» **SOURCE DATA**:

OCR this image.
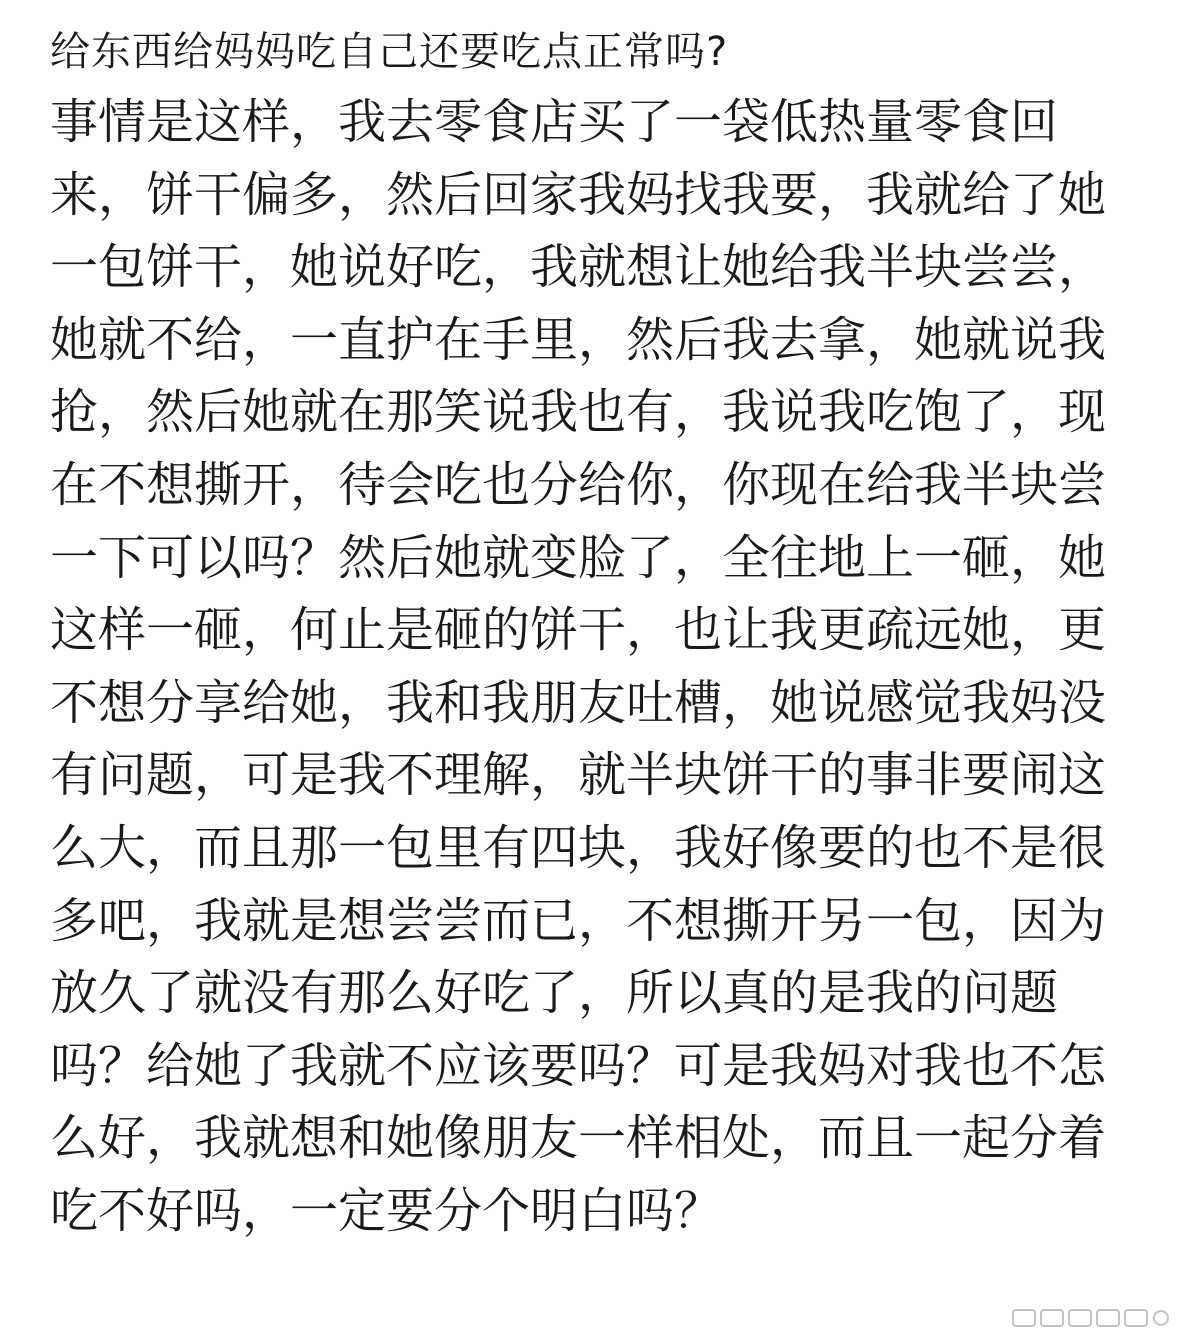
给东西给妈妈吃自己还要吃点正常吗?
事情是这样，我去零食店买了一袋低热量零食回
来，饼干偏多，然后回家我妈找我要，我就给了她
一包饼干，她说好吃，我就想让她给我半块尝尝，
她就不给，一直护在手里，然后我去拿，她就说我
抢，然后她就在那笑说我也有，我说我吃饱了，现
在不想撕开，待会吃也分给你，你现在给我半块尝
一下可以吗？然后她就变脸了，全往地上一砸，她
这样一砸，何止是砸的饼干，也让我更疏远她，更
不想分享给她，我和我朋友吐槽，她说感觉我妈没
有问题，可是我不理解，就半块饼干的事非要闹这
么大，而且那一包里有四块，我好像要的也不是很
多吧，我就是想尝尝而已，不想撕开另一包，因为
放久了就没有那么好吃了，所以真的是我的问题
吗？给她了我就不应该要吗？可是我妈对我也不怎
么好，我就想和她像朋友一样相处，而且一起分着
吃不好吗，一定要分个明白吗？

» **CHALLENGE**: Print every record above exactly as written, leaving out the pictures.

» **RESULT OF THE EXERCISE**:
OCR this image.
给东西给妈妈吃自己还要吃点正常吗?
事情是这样，我去零食店买了一袋低热量零食回
来，饼干偏多，然后回家我妈找我要，我就给了她
一包饼干，她说好吃，我就想让她给我半块尝尝，
她就不给，一直护在手里，然后我去拿，她就说我
抢，然后她就在那笑说我也有，我说我吃饱了，现
在不想撕开，待会吃也分给你，你现在给我半块尝
一下可以吗？然后她就变脸了，全往地上一砸，她
这样一砸，何止是砸的饼干，也让我更疏远她，更
不想分享给她，我和我朋友吐槽，她说感觉我妈没
有问题，可是我不理解，就半块饼干的事非要闹这
么大，而且那一包里有四块，我好像要的也不是很
多吧，我就是想尝尝而已，不想撕开另一包，因为
放久了就没有那么好吃了，所以真的是我的问题
吗？给她了我就不应该要吗？可是我妈对我也不怎
么好，我就想和她像朋友一样相处，而且一起分着
吃不好吗，一定要分个明白吗？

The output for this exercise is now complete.